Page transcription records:
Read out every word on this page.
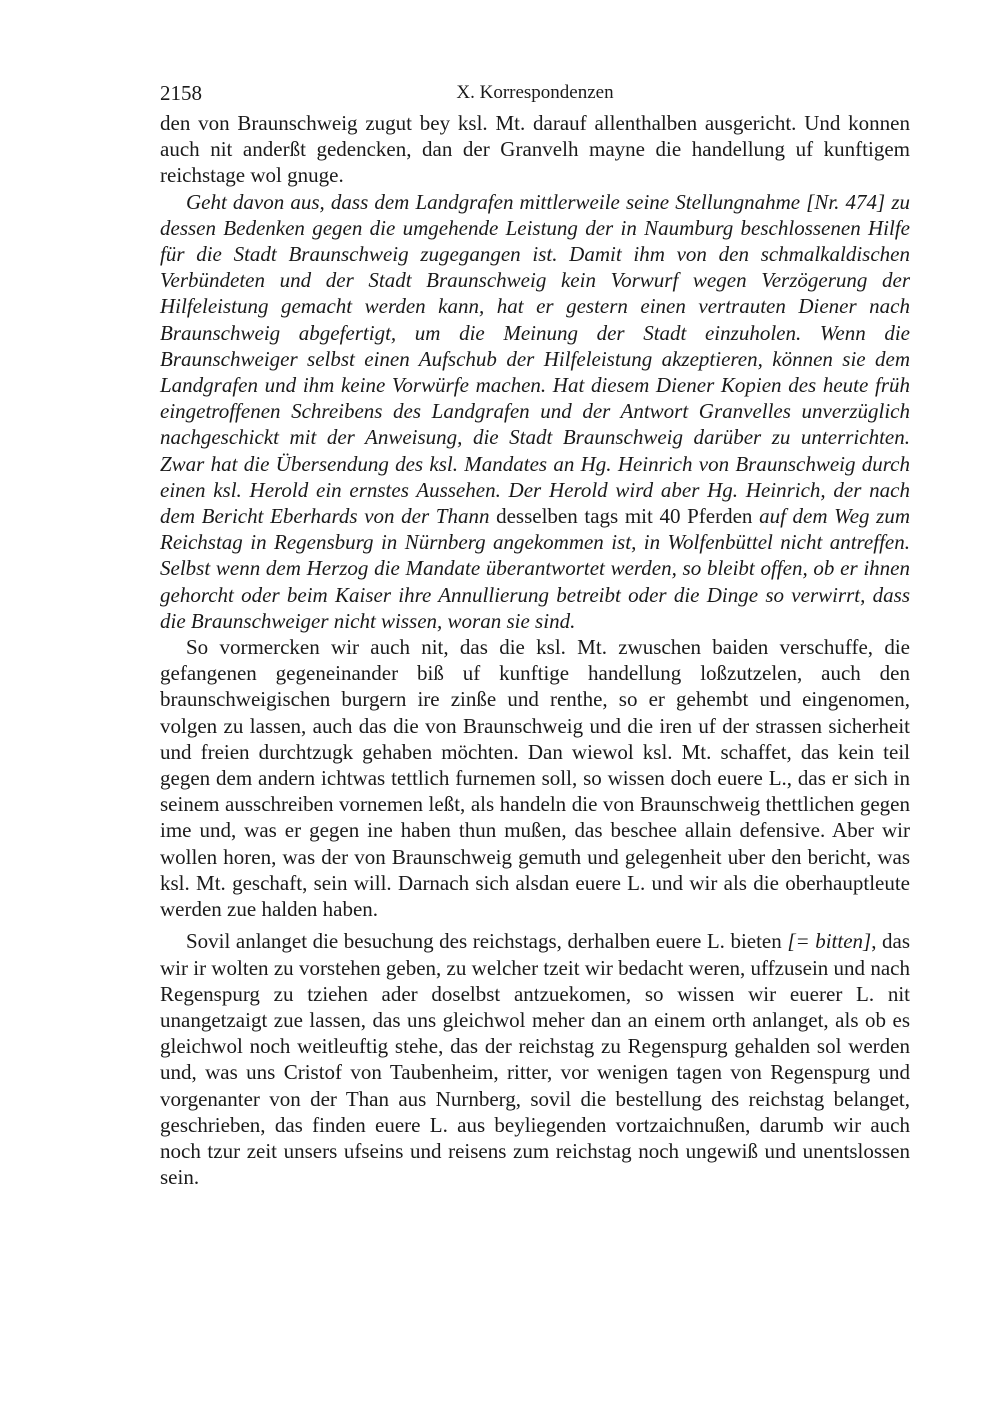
2158	X. Korrespondenzen

den von Braunschweig zugut bey ksl. Mt. darauf allenthalben ausgericht. Und konnen auch nit anderßt gedencken, dan der Granvelh mayne die handellung uf kunftigem reichstage wol gnuge.

Geht davon aus, dass dem Landgrafen mittlerweile seine Stellungnahme [Nr. 474] zu dessen Bedenken gegen die umgehende Leistung der in Naumburg beschlossenen Hilfe für die Stadt Braunschweig zugegangen ist. Damit ihm von den schmalkaldischen Verbündeten und der Stadt Braunschweig kein Vorwurf wegen Verzögerung der Hilfeleistung gemacht werden kann, hat er gestern einen vertrauten Diener nach Braunschweig abgefertigt, um die Meinung der Stadt einzuholen. Wenn die Braunschweiger selbst einen Aufschub der Hilfeleistung akzeptieren, können sie dem Landgrafen und ihm keine Vorwürfe machen. Hat diesem Diener Kopien des heute früh eingetroffenen Schreibens des Landgrafen und der Antwort Granvelles unverzüglich nachgeschickt mit der Anweisung, die Stadt Braunschweig darüber zu unterrichten. Zwar hat die Übersendung des ksl. Mandates an Hg. Heinrich von Braunschweig durch einen ksl. Herold ein ernstes Aussehen. Der Herold wird aber Hg. Heinrich, der nach dem Bericht Eberhards von der Thann desselben tags mit 40 Pferden auf dem Weg zum Reichstag in Regensburg in Nürnberg angekommen ist, in Wolfenbüttel nicht antreffen. Selbst wenn dem Herzog die Mandate überantwortet werden, so bleibt offen, ob er ihnen gehorcht oder beim Kaiser ihre Annullierung betreibt oder die Dinge so verwirrt, dass die Braunschweiger nicht wissen, woran sie sind.

So vormercken wir auch nit, das die ksl. Mt. zwuschen baiden verschuffe, die gefangenen gegeneinander biß uf kunftige handellung loßzutzelen, auch den braunschweigischen burgern ire zinße und renthe, so er gehembt und eingenomen, volgen zu lassen, auch das die von Braunschweig und die iren uf der strassen sicherheit und freien durchtzugk gehaben möchten. Dan wiewol ksl. Mt. schaffet, das kein teil gegen dem andern ichtwas tettlich furnemen soll, so wissen doch euere L., das er sich in seinem ausschreiben vornemen leßt, als handeln die von Braunschweig thettlichen gegen ime und, was er gegen ine haben thun mußen, das beschee allain defensive. Aber wir wollen horen, was der von Braunschweig gemuth und gelegenheit uber den bericht, was ksl. Mt. geschaft, sein will. Darnach sich alsdan euere L. und wir als die oberhauptleute werden zue halden haben.

Sovil anlanget die besuchung des reichstags, derhalben euere L. bieten [= bitten], das wir ir wolten zu vorstehen geben, zu welcher tzeit wir bedacht weren, uffzusein und nach Regenspurg zu tziehen ader doselbst antzuekomen, so wissen wir euerer L. nit unangetzaigt zue lassen, das uns gleichwol meher dan an einem orth anlanget, als ob es gleichwol noch weitleuftig stehe, das der reichstag zu Regenspurg gehalden sol werden und, was uns Cristof von Taubenheim, ritter, vor wenigen tagen von Regenspurg und vorgenanter von der Than aus Nurnberg, sovil die bestellung des reichstag belanget, geschrieben, das finden euere L. aus beyliegenden vortzaichnußen, darumb wir auch noch tzur zeit unsers ufseins und reisens zum reichstag noch ungewiß und unentslossen sein.
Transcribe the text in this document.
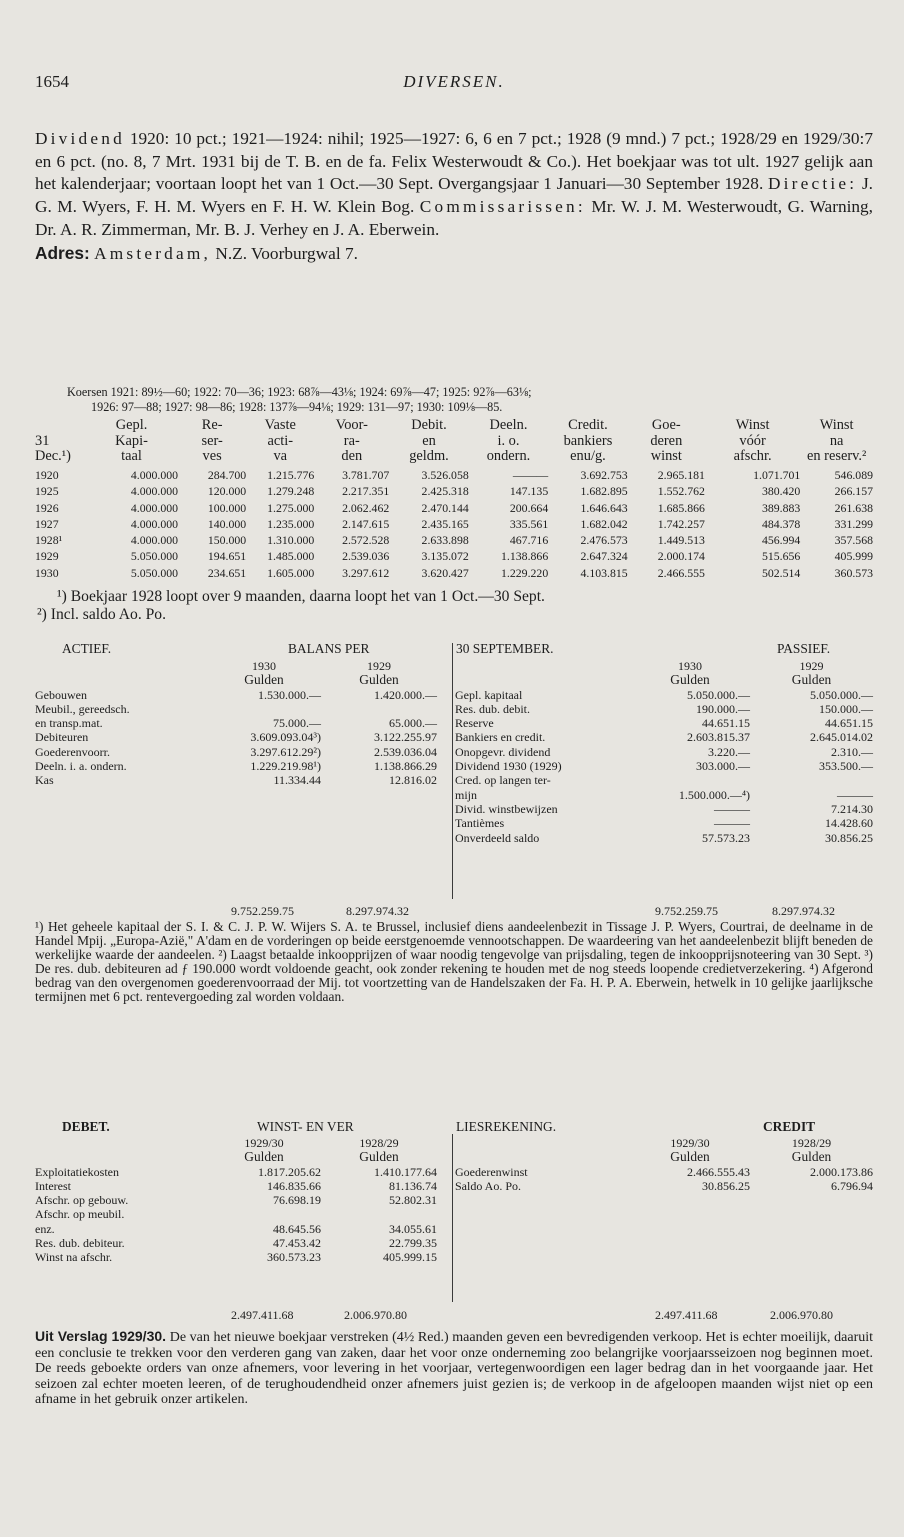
1654	DIVERSEN.
Dividend 1920: 10 pct.; 1921—1924: nihil; 1925—1927: 6, 6 en 7 pct.; 1928 (9 mnd.) 7 pct.; 1928/29 en 1929/30:7 en 6 pct. (no. 8, 7 Mrt. 1931 bij de T. B. en de fa. Felix Westerwoudt & Co.). Het boekjaar was tot ult. 1927 gelijk aan het kalenderjaar; voortaan loopt het van 1 Oct.—30 Sept. Overgangsjaar 1 Januari—30 September 1928. Directie: J. G. M. Wyers, F. H. M. Wyers en F. H. W. Klein Bog. Commissarissen: Mr. W. J. M. Westerwoudt, G. Warning, Dr. A. R. Zimmerman, Mr. B. J. Verhey en J. A. Eberwein.
Adres: Amsterdam, N.Z. Voorburgwal 7.
Koersen 1921: 89½—60; 1922: 70—36; 1923: 68⅞—43⅛; 1924: 69⅞—47; 1925: 92⅞—63⅛;
1926: 97—88; 1927: 98—86; 1928: 137⅞—94⅛; 1929: 131—97; 1930: 109⅛—85.
	Gepl.	Re-	Vaste	Voor-	Debit.	Deeln.	Credit.	Goe-	Winst	Winst
31	Kapi-	ser-	acti-	ra-	en	i. o.	bankiers	deren	vóór	na
Dec.¹)	taal	ves	va	den	geldm.	ondern.	enu/g.	winst	afschr.	en reserv.²
1920	4.000.000	284.700	1.215.776	3.781.707	3.526.058	———	3.692.753	2.965.181	1.071.701	546.089
1925	4.000.000	120.000	1.279.248	2.217.351	2.425.318	147.135	1.682.895	1.552.762	380.420	266.157
1926	4.000.000	100.000	1.275.000	2.062.462	2.470.144	200.664	1.646.643	1.685.866	389.883	261.638
1927	4.000.000	140.000	1.235.000	2.147.615	2.435.165	335.561	1.682.042	1.742.257	484.378	331.299
1928¹	4.000.000	150.000	1.310.000	2.572.528	2.633.898	467.716	2.476.573	1.449.513	456.994	357.568
1929	5.050.000	194.651	1.485.000	2.539.036	3.135.072	1.138.866	2.647.324	2.000.174	515.656	405.999
1930	5.050.000	234.651	1.605.000	3.297.612	3.620.427	1.229.220	4.103.815	2.466.555	502.514	360.573
¹) Boekjaar 1928 loopt over 9 maanden, daarna loopt het van 1 Oct.—30 Sept.
²) Incl. saldo Ao. Po.
ACTIEF.	BALANS PER	30 SEPTEMBER.	PASSIEF.
	1930	1929
	Gulden	Gulden
Gebouwen	1.530.000.—	1.420.000.—
Meubil., gereedsch.		
en transp.mat.	75.000.—	65.000.—
Debiteuren	3.609.093.04³)	3.122.255.97
Goederenvoorr.	3.297.612.29²)	2.539.036.04
Deeln. i. a. ondern.	1.229.219.98¹)	1.138.866.29
Kas	11.334.44	12.816.02
	1930	1929
	Gulden	Gulden
Gepl. kapitaal	5.050.000.—	5.050.000.—
Res. dub. debit.	190.000.—	150.000.—
Reserve	44.651.15	44.651.15
Bankiers en credit.	2.603.815.37	2.645.014.02
Onopgevr. dividend	3.220.—	2.310.—
Dividend 1930 (1929)	303.000.—	353.500.—
Cred. op langen ter-		
mijn	1.500.000.—⁴)	———
Divid. winstbewijzen	———	7.214.30
Tantièmes	———	14.428.60
Onverdeeld saldo	57.573.23	30.856.25
9.752.259.75	8.297.974.32	9.752.259.75	8.297.974.32
¹) Het geheele kapitaal der S. I. & C. J. P. W. Wijers S. A. te Brussel, inclusief diens aandeelenbezit in Tissage J. P. Wyers, Courtrai, de deelname in de Handel Mpij. „Europa-Azië," A'dam en de vorderingen op beide eerstgenoemde vennootschappen. De waardeering van het aandeelenbezit blijft beneden de werkelijke waarde der aandeelen. ²) Laagst betaalde inkoopprijzen of waar noodig tengevolge van prijsdaling, tegen de inkoopprijsnoteering van 30 Sept. ³) De res. dub. debiteuren ad ƒ 190.000 wordt voldoende geacht, ook zonder rekening te houden met de nog steeds loopende credietverzekering. ⁴) Afgerond bedrag van den overgenomen goederenvoorraad der Mij. tot voortzetting van de Handelszaken der Fa. H. P. A. Eberwein, hetwelk in 10 gelijke jaarlijksche termijnen met 6 pct. rentevergoeding zal worden voldaan.
DEBET.	WINST- EN VER	LIESREKENING.	CREDIT
	1929/30	1928/29
	Gulden	Gulden
Exploitatiekosten	1.817.205.62	1.410.177.64
Interest	146.835.66	81.136.74
Afschr. op gebouw.	76.698.19	52.802.31
Afschr. op meubil.		
enz.	48.645.56	34.055.61
Res. dub. debiteur.	47.453.42	22.799.35
Winst na afschr.	360.573.23	405.999.15
	1929/30	1928/29
	Gulden	Gulden
Goederenwinst	2.466.555.43	2.000.173.86
Saldo Ao. Po.	30.856.25	6.796.94
2.497.411.68	2.006.970.80	2.497.411.68	2.006.970.80
Uit Verslag 1929/30. De van het nieuwe boekjaar verstreken (4½ Red.) maanden geven een bevredigenden verkoop. Het is echter moeilijk, daaruit een conclusie te trekken voor den verderen gang van zaken, daar het voor onze onderneming zoo belangrijke voorjaarsseizoen nog beginnen moet. De reeds geboekte orders van onze afnemers, voor levering in het voorjaar, vertegenwoordigen een lager bedrag dan in het voorgaande jaar. Het seizoen zal echter moeten leeren, of de terughoudendheid onzer afnemers juist gezien is; de verkoop in de afgeloopen maanden wijst niet op een afname in het gebruik onzer artikelen.
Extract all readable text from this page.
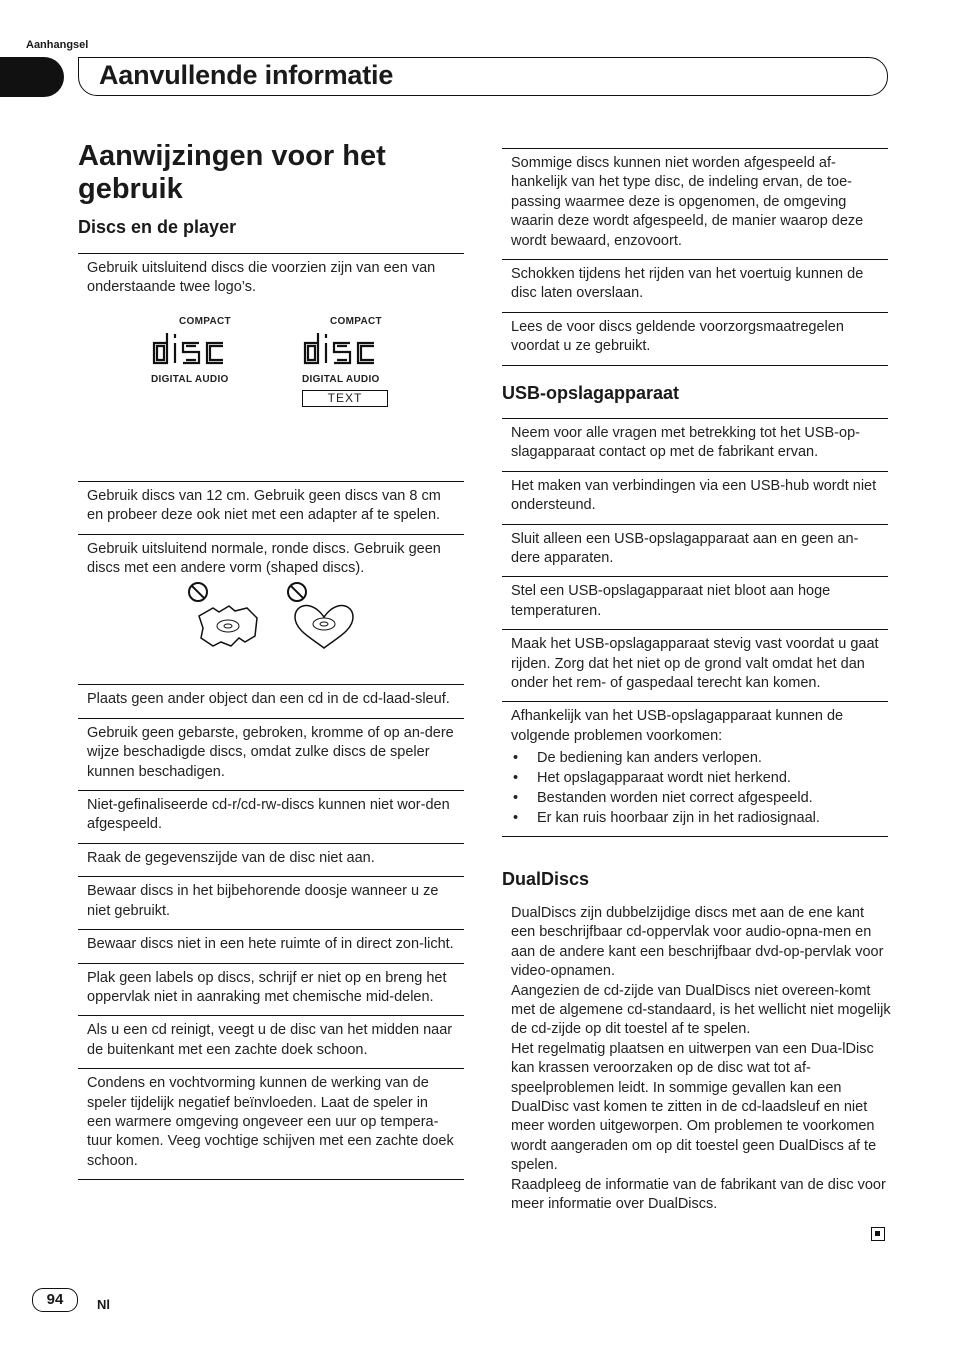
Aanhangsel
Aanvullende informatie
Aanwijzingen voor het gebruik
Discs en de player
Gebruik uitsluitend discs die voorzien zijn van een van onderstaande twee logo’s.
COMPACT
DIGITAL AUDIO
COMPACT
DIGITAL AUDIO
TEXT
Gebruik discs van 12 cm. Gebruik geen discs van 8 cm en probeer deze ook niet met een adapter af te spelen.
Gebruik uitsluitend normale, ronde discs. Gebruik geen discs met een andere vorm (shaped discs).
Plaats geen ander object dan een cd in de cd-laad-sleuf.
Gebruik geen gebarste, gebroken, kromme of op an-dere wijze beschadigde discs, omdat zulke discs de speler kunnen beschadigen.
Niet-gefinaliseerde cd-r/cd-rw-discs kunnen niet wor-den afgespeeld.
Raak de gegevenszijde van de disc niet aan.
Bewaar discs in het bijbehorende doosje wanneer u ze niet gebruikt.
Bewaar discs niet in een hete ruimte of in direct zon-licht.
Plak geen labels op discs, schrijf er niet op en breng het oppervlak niet in aanraking met chemische mid-delen.
Als u een cd reinigt, veegt u de disc van het midden naar de buitenkant met een zachte doek schoon.
Condens en vochtvorming kunnen de werking van de speler tijdelijk negatief beïnvloeden. Laat de speler in een warmere omgeving ongeveer een uur op tempera-tuur komen. Veeg vochtige schijven met een zachte doek schoon.
Sommige discs kunnen niet worden afgespeeld af-hankelijk van het type disc, de indeling ervan, de toe-passing waarmee deze is opgenomen, de omgeving waarin deze wordt afgespeeld, de manier waarop deze wordt bewaard, enzovoort.
Schokken tijdens het rijden van het voertuig kunnen de disc laten overslaan.
Lees de voor discs geldende voorzorgsmaatregelen voordat u ze gebruikt.
USB-opslagapparaat
Neem voor alle vragen met betrekking tot het USB-op-slagapparaat contact op met de fabrikant ervan.
Het maken van verbindingen via een USB-hub wordt niet ondersteund.
Sluit alleen een USB-opslagapparaat aan en geen an-dere apparaten.
Stel een USB-opslagapparaat niet bloot aan hoge temperaturen.
Maak het USB-opslagapparaat stevig vast voordat u gaat rijden. Zorg dat het niet op de grond valt omdat het dan onder het rem- of gaspedaal terecht kan komen.
Afhankelijk van het USB-opslagapparaat kunnen de volgende problemen voorkomen:
• De bediening kan anders verlopen.
• Het opslagapparaat wordt niet herkend.
• Bestanden worden niet correct afgespeeld.
• Er kan ruis hoorbaar zijn in het radiosignaal.
DualDiscs

DualDiscs zijn dubbelzijdige discs met aan de ene kant een beschrijfbaar cd-oppervlak voor audio-opna-men en aan de andere kant een beschrijfbaar dvd-op-pervlak voor video-opnamen.

Aangezien de cd-zijde van DualDiscs niet overeen-komt met de algemene cd-standaard, is het wellicht niet mogelijk de cd-zijde op dit toestel af te spelen.

Het regelmatig plaatsen en uitwerpen van een Dua-lDisc kan krassen veroorzaken op de disc wat tot af-speelproblemen leidt. In sommige gevallen kan een DualDisc vast komen te zitten in de cd-laadsleuf en niet meer worden uitgeworpen. Om problemen te voorkomen wordt aangeraden om op dit toestel geen DualDiscs af te spelen.

Raadpleeg de informatie van de fabrikant van de disc voor meer informatie over DualDiscs.

94	Nl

* Action item
Please report every line among the entries that includes "zachte".

* Output for this task
Als u een cd reinigt, veegt u de disc van het midden naar de buitenkant met een zachte doek schoon.
Condens en vochtvorming kunnen de werking van de speler tijdelijk negatief beïnvloeden. Laat de speler in een warmere omgeving ongeveer een uur op tempera-tuur komen. Veeg vochtige schijven met een zachte doek schoon.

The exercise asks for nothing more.